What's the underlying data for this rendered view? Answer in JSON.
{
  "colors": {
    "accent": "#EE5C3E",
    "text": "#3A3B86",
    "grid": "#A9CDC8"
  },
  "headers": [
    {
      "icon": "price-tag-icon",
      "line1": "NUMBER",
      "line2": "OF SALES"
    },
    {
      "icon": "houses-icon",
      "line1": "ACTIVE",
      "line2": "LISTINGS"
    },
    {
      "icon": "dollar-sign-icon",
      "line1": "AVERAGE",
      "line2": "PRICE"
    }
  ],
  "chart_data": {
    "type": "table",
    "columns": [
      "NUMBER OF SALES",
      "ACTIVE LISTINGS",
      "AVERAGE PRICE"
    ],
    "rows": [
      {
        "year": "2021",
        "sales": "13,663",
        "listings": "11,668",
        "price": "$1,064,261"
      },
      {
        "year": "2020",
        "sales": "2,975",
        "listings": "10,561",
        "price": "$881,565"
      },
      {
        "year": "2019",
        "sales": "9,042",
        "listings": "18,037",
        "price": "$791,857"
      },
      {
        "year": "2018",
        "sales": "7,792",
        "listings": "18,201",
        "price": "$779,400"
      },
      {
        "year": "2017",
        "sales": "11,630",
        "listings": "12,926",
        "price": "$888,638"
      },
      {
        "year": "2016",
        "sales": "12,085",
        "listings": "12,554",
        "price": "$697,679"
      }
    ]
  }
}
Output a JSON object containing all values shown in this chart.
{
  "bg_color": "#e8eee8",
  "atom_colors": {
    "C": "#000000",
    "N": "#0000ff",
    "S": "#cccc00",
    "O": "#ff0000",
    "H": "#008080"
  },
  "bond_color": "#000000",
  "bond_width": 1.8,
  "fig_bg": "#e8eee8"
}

────────

Goal of the exercise:
Search the data for "year" and list every line in which it occurs.

Answer below:
        "year": "2021",
        "year": "2020",
        "year": "2019",
        "year": "2018",
        "year": "2017",
        "year": "2016",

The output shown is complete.